● **What the task asks**
Please repeat all of the listing exactly.

[Extracts from a graphics dataset]
====

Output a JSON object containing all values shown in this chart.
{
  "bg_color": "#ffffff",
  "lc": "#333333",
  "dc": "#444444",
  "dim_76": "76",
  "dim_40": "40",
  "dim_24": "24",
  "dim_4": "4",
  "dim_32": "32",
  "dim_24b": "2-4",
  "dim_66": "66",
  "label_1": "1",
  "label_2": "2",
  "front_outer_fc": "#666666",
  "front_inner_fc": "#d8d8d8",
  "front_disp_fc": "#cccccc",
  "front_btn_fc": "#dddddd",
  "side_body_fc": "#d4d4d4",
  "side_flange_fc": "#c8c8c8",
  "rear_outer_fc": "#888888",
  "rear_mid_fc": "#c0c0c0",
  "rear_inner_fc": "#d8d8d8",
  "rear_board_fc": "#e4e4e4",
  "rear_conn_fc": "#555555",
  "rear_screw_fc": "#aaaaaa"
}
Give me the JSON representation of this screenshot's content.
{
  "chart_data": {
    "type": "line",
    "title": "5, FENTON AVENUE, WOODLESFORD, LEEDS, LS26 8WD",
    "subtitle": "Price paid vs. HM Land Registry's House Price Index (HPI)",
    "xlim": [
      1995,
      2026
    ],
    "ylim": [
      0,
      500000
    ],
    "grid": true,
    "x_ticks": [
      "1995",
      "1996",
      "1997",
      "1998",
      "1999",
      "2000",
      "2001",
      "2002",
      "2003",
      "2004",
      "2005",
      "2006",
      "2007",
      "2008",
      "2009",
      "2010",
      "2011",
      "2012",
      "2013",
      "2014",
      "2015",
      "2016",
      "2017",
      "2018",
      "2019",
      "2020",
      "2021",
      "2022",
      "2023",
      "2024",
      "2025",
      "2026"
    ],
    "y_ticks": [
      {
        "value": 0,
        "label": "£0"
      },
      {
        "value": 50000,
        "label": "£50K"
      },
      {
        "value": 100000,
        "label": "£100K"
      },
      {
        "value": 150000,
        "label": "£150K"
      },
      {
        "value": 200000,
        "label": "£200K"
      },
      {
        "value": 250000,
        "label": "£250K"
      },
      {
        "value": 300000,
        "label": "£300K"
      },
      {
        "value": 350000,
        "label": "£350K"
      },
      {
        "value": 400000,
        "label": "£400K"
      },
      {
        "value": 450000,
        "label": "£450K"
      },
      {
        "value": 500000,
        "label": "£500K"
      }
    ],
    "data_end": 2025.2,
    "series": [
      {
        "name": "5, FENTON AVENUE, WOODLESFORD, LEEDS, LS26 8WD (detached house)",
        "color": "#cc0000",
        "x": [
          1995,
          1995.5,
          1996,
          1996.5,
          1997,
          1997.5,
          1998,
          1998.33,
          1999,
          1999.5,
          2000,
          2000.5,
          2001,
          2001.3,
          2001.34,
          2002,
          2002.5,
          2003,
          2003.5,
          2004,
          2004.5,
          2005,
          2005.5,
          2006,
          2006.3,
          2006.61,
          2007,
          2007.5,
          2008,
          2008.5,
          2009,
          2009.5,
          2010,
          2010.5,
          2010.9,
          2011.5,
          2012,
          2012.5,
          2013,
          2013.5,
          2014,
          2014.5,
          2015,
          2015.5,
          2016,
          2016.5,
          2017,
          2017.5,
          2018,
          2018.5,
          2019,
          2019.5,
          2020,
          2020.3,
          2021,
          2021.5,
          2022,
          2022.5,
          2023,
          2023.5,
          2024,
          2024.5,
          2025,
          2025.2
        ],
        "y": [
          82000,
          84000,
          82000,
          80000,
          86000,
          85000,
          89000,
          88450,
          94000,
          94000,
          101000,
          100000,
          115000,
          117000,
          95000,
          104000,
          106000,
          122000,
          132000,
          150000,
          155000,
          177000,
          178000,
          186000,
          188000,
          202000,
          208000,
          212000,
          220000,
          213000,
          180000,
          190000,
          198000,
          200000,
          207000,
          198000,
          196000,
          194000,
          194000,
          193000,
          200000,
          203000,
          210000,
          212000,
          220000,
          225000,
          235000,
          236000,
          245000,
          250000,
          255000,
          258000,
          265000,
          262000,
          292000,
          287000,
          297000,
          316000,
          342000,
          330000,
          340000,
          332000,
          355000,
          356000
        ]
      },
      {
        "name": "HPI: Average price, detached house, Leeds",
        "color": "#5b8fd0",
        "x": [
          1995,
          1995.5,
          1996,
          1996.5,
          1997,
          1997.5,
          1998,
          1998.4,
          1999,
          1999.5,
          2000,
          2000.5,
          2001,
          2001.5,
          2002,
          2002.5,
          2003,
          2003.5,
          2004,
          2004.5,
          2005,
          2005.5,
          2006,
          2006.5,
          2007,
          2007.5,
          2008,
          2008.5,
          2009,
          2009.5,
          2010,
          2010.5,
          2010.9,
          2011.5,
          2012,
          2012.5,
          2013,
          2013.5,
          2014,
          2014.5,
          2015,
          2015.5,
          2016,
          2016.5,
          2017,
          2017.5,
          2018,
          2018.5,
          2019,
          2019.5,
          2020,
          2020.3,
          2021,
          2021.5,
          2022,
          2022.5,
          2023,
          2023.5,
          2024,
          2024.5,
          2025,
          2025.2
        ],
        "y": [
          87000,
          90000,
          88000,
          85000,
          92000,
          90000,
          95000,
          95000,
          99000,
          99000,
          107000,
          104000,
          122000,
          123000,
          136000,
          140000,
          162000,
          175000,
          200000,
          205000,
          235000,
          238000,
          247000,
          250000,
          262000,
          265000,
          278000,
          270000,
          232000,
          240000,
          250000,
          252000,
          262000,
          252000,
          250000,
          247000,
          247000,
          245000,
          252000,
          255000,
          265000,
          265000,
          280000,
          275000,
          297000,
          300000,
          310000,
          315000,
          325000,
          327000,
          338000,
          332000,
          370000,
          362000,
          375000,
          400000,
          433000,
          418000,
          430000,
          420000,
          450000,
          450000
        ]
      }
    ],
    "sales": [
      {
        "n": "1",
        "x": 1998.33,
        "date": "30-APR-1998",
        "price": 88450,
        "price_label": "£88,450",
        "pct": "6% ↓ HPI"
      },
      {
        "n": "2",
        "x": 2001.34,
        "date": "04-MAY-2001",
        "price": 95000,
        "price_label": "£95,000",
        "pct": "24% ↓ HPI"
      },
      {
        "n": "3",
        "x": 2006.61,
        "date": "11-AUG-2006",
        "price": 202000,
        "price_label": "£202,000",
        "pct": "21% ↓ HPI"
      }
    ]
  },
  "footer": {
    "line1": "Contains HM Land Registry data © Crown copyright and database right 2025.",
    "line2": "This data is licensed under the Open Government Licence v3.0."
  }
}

====

● **Task solution**
Output a JSON object containing all values shown in this chart.
{
  "bg_color": "#ffffff",
  "lc": "#333333",
  "dc": "#444444",
  "dim_76": "76",
  "dim_40": "40",
  "dim_24": "24",
  "dim_4": "4",
  "dim_32": "32",
  "dim_24b": "2-4",
  "dim_66": "66",
  "label_1": "1",
  "label_2": "2",
  "front_outer_fc": "#666666",
  "front_inner_fc": "#d8d8d8",
  "front_disp_fc": "#cccccc",
  "front_btn_fc": "#dddddd",
  "side_body_fc": "#d4d4d4",
  "side_flange_fc": "#c8c8c8",
  "rear_outer_fc": "#888888",
  "rear_mid_fc": "#c0c0c0",
  "rear_inner_fc": "#d8d8d8",
  "rear_board_fc": "#e4e4e4",
  "rear_conn_fc": "#555555",
  "rear_screw_fc": "#aaaaaa"
}
Give me the JSON representation of this screenshot's content.
{
  "chart_data": {
    "type": "line",
    "title": "5, FENTON AVENUE, WOODLESFORD, LEEDS, LS26 8WD",
    "subtitle": "Price paid vs. HM Land Registry's House Price Index (HPI)",
    "xlim": [
      1995,
      2026
    ],
    "ylim": [
      0,
      500000
    ],
    "grid": true,
    "x_ticks": [
      "1995",
      "1996",
      "1997",
      "1998",
      "1999",
      "2000",
      "2001",
      "2002",
      "2003",
      "2004",
      "2005",
      "2006",
      "2007",
      "2008",
      "2009",
      "2010",
      "2011",
      "2012",
      "2013",
      "2014",
      "2015",
      "2016",
      "2017",
      "2018",
      "2019",
      "2020",
      "2021",
      "2022",
      "2023",
      "2024",
      "2025",
      "2026"
    ],
    "y_ticks": [
      {
        "value": 0,
        "label": "£0"
      },
      {
        "value": 50000,
        "label": "£50K"
      },
      {
        "value": 100000,
        "label": "£100K"
      },
      {
        "value": 150000,
        "label": "£150K"
      },
      {
        "value": 200000,
        "label": "£200K"
      },
      {
        "value": 250000,
        "label": "£250K"
      },
      {
        "value": 300000,
        "label": "£300K"
      },
      {
        "value": 350000,
        "label": "£350K"
      },
      {
        "value": 400000,
        "label": "£400K"
      },
      {
        "value": 450000,
        "label": "£450K"
      },
      {
        "value": 500000,
        "label": "£500K"
      }
    ],
    "data_end": 2025.2,
    "series": [
      {
        "name": "5, FENTON AVENUE, WOODLESFORD, LEEDS, LS26 8WD (detached house)",
        "color": "#cc0000",
        "x": [
          1995,
          1995.5,
          1996,
          1996.5,
          1997,
          1997.5,
          1998,
          1998.33,
          1999,
          1999.5,
          2000,
          2000.5,
          2001,
          2001.3,
          2001.34,
          2002,
          2002.5,
          2003,
          2003.5,
          2004,
          2004.5,
          2005,
          2005.5,
          2006,
          2006.3,
          2006.61,
          2007,
          2007.5,
          2008,
          2008.5,
          2009,
          2009.5,
          2010,
          2010.5,
          2010.9,
          2011.5,
          2012,
          2012.5,
          2013,
          2013.5,
          2014,
          2014.5,
          2015,
          2015.5,
          2016,
          2016.5,
          2017,
          2017.5,
          2018,
          2018.5,
          2019,
          2019.5,
          2020,
          2020.3,
          2021,
          2021.5,
          2022,
          2022.5,
          2023,
          2023.5,
          2024,
          2024.5,
          2025,
          2025.2
        ],
        "y": [
          82000,
          84000,
          82000,
          80000,
          86000,
          85000,
          89000,
          88450,
          94000,
          94000,
          101000,
          100000,
          115000,
          117000,
          95000,
          104000,
          106000,
          122000,
          132000,
          150000,
          155000,
          177000,
          178000,
          186000,
          188000,
          202000,
          208000,
          212000,
          220000,
          213000,
          180000,
          190000,
          198000,
          200000,
          207000,
          198000,
          196000,
          194000,
          194000,
          193000,
          200000,
          203000,
          210000,
          212000,
          220000,
          225000,
          235000,
          236000,
          245000,
          250000,
          255000,
          258000,
          265000,
          262000,
          292000,
          287000,
          297000,
          316000,
          342000,
          330000,
          340000,
          332000,
          355000,
          356000
        ]
      },
      {
        "name": "HPI: Average price, detached house, Leeds",
        "color": "#5b8fd0",
        "x": [
          1995,
          1995.5,
          1996,
          1996.5,
          1997,
          1997.5,
          1998,
          1998.4,
          1999,
          1999.5,
          2000,
          2000.5,
          2001,
          2001.5,
          2002,
          2002.5,
          2003,
          2003.5,
          2004,
          2004.5,
          2005,
          2005.5,
          2006,
          2006.5,
          2007,
          2007.5,
          2008,
          2008.5,
          2009,
          2009.5,
          2010,
          2010.5,
          2010.9,
          2011.5,
          2012,
          2012.5,
          2013,
          2013.5,
          2014,
          2014.5,
          2015,
          2015.5,
          2016,
          2016.5,
          2017,
          2017.5,
          2018,
          2018.5,
          2019,
          2019.5,
          2020,
          2020.3,
          2021,
          2021.5,
          2022,
          2022.5,
          2023,
          2023.5,
          2024,
          2024.5,
          2025,
          2025.2
        ],
        "y": [
          87000,
          90000,
          88000,
          85000,
          92000,
          90000,
          95000,
          95000,
          99000,
          99000,
          107000,
          104000,
          122000,
          123000,
          136000,
          140000,
          162000,
          175000,
          200000,
          205000,
          235000,
          238000,
          247000,
          250000,
          262000,
          265000,
          278000,
          270000,
          232000,
          240000,
          250000,
          252000,
          262000,
          252000,
          250000,
          247000,
          247000,
          245000,
          252000,
          255000,
          265000,
          265000,
          280000,
          275000,
          297000,
          300000,
          310000,
          315000,
          325000,
          327000,
          338000,
          332000,
          370000,
          362000,
          375000,
          400000,
          433000,
          418000,
          430000,
          420000,
          450000,
          450000
        ]
      }
    ],
    "sales": [
      {
        "n": "1",
        "x": 1998.33,
        "date": "30-APR-1998",
        "price": 88450,
        "price_label": "£88,450",
        "pct": "6% ↓ HPI"
      },
      {
        "n": "2",
        "x": 2001.34,
        "date": "04-MAY-2001",
        "price": 95000,
        "price_label": "£95,000",
        "pct": "24% ↓ HPI"
      },
      {
        "n": "3",
        "x": 2006.61,
        "date": "11-AUG-2006",
        "price": 202000,
        "price_label": "£202,000",
        "pct": "21% ↓ HPI"
      }
    ]
  },
  "footer": {
    "line1": "Contains HM Land Registry data © Crown copyright and database right 2025.",
    "line2": "This data is licensed under the Open Government Licence v3.0."
  }
}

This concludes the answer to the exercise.